» Written request: Word for word, retype every entry in the listing.

» Data section:
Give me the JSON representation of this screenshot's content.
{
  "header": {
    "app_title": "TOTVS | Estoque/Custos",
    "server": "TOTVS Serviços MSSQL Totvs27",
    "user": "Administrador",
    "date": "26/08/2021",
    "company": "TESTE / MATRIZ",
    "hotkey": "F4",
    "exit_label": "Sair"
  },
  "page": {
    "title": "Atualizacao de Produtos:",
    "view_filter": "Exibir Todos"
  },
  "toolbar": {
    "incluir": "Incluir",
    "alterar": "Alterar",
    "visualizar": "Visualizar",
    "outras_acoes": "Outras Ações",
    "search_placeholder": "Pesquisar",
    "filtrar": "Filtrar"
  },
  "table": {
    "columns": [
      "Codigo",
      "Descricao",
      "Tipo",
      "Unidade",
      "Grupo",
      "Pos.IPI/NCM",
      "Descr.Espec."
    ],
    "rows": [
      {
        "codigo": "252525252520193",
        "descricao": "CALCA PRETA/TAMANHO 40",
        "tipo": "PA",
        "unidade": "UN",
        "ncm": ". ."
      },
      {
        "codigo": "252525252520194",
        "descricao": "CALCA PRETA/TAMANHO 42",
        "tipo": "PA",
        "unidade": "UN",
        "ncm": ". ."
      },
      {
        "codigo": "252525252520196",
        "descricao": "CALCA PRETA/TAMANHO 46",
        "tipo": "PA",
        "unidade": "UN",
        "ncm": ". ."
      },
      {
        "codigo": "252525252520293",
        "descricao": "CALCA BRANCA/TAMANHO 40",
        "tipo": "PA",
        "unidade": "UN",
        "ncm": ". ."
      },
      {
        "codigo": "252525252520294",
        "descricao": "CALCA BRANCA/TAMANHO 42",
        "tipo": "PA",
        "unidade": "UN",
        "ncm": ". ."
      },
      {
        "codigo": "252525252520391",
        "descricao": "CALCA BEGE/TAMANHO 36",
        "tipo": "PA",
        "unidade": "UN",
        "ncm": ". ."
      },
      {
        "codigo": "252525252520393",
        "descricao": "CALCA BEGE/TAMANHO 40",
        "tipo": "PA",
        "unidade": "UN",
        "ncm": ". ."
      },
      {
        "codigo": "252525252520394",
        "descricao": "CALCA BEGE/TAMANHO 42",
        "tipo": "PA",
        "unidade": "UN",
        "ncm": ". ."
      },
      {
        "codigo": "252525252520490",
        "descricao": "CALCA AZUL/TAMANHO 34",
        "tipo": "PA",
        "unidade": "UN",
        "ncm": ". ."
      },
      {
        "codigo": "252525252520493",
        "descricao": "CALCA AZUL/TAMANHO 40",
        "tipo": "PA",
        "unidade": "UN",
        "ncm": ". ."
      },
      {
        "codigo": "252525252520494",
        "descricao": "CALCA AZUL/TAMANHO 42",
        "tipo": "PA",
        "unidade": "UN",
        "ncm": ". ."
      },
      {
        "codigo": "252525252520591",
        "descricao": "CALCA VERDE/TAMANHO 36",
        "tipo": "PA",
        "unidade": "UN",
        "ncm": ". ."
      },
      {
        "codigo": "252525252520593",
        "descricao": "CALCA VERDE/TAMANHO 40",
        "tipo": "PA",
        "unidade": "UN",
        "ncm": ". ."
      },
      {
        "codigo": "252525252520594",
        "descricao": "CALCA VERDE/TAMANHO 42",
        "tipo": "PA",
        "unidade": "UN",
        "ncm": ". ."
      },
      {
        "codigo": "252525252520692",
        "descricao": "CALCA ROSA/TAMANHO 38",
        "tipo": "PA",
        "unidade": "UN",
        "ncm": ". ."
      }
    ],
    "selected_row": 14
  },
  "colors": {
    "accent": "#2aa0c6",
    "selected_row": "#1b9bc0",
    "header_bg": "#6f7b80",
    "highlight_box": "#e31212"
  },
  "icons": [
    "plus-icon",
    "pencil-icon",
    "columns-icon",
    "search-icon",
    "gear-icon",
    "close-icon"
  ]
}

» Result for this task:
Give me the JSON representation of this screenshot's content.
{
  "header": {
    "app_title": "TOTVS | Estoque/Custos",
    "server": "TOTVS Serviços MSSQL Totvs27",
    "user": "Administrador",
    "date": "26/08/2021",
    "company": "TESTE / MATRIZ",
    "hotkey": "F4",
    "exit_label": "Sair"
  },
  "page": {
    "title": "Atualizacao de Produtos:",
    "view_filter": "Exibir Todos"
  },
  "toolbar": {
    "incluir": "Incluir",
    "alterar": "Alterar",
    "visualizar": "Visualizar",
    "outras_acoes": "Outras Ações",
    "search_placeholder": "Pesquisar",
    "filtrar": "Filtrar"
  },
  "table": {
    "columns": [
      "Codigo",
      "Descricao",
      "Tipo",
      "Unidade",
      "Grupo",
      "Pos.IPI/NCM",
      "Descr.Espec."
    ],
    "rows": [
      {
        "codigo": "252525252520193",
        "descricao": "CALCA PRETA/TAMANHO 40",
        "tipo": "PA",
        "unidade": "UN",
        "ncm": ". ."
      },
      {
        "codigo": "252525252520194",
        "descricao": "CALCA PRETA/TAMANHO 42",
        "tipo": "PA",
        "unidade": "UN",
        "ncm": ". ."
      },
      {
        "codigo": "252525252520196",
        "descricao": "CALCA PRETA/TAMANHO 46",
        "tipo": "PA",
        "unidade": "UN",
        "ncm": ". ."
      },
      {
        "codigo": "252525252520293",
        "descricao": "CALCA BRANCA/TAMANHO 40",
        "tipo": "PA",
        "unidade": "UN",
        "ncm": ". ."
      },
      {
        "codigo": "252525252520294",
        "descricao": "CALCA BRANCA/TAMANHO 42",
        "tipo": "PA",
        "unidade": "UN",
        "ncm": ". ."
      },
      {
        "codigo": "252525252520391",
        "descricao": "CALCA BEGE/TAMANHO 36",
        "tipo": "PA",
        "unidade": "UN",
        "ncm": ". ."
      },
      {
        "codigo": "252525252520393",
        "descricao": "CALCA BEGE/TAMANHO 40",
        "tipo": "PA",
        "unidade": "UN",
        "ncm": ". ."
      },
      {
        "codigo": "252525252520394",
        "descricao": "CALCA BEGE/TAMANHO 42",
        "tipo": "PA",
        "unidade": "UN",
        "ncm": ". ."
      },
      {
        "codigo": "252525252520490",
        "descricao": "CALCA AZUL/TAMANHO 34",
        "tipo": "PA",
        "unidade": "UN",
        "ncm": ". ."
      },
      {
        "codigo": "252525252520493",
        "descricao": "CALCA AZUL/TAMANHO 40",
        "tipo": "PA",
        "unidade": "UN",
        "ncm": ". ."
      },
      {
        "codigo": "252525252520494",
        "descricao": "CALCA AZUL/TAMANHO 42",
        "tipo": "PA",
        "unidade": "UN",
        "ncm": ". ."
      },
      {
        "codigo": "252525252520591",
        "descricao": "CALCA VERDE/TAMANHO 36",
        "tipo": "PA",
        "unidade": "UN",
        "ncm": ". ."
      },
      {
        "codigo": "252525252520593",
        "descricao": "CALCA VERDE/TAMANHO 40",
        "tipo": "PA",
        "unidade": "UN",
        "ncm": ". ."
      },
      {
        "codigo": "252525252520594",
        "descricao": "CALCA VERDE/TAMANHO 42",
        "tipo": "PA",
        "unidade": "UN",
        "ncm": ". ."
      },
      {
        "codigo": "252525252520692",
        "descricao": "CALCA ROSA/TAMANHO 38",
        "tipo": "PA",
        "unidade": "UN",
        "ncm": ". ."
      }
    ],
    "selected_row": 14
  },
  "colors": {
    "accent": "#2aa0c6",
    "selected_row": "#1b9bc0",
    "header_bg": "#6f7b80",
    "highlight_box": "#e31212"
  },
  "icons": [
    "plus-icon",
    "pencil-icon",
    "columns-icon",
    "search-icon",
    "gear-icon",
    "close-icon"
  ]
}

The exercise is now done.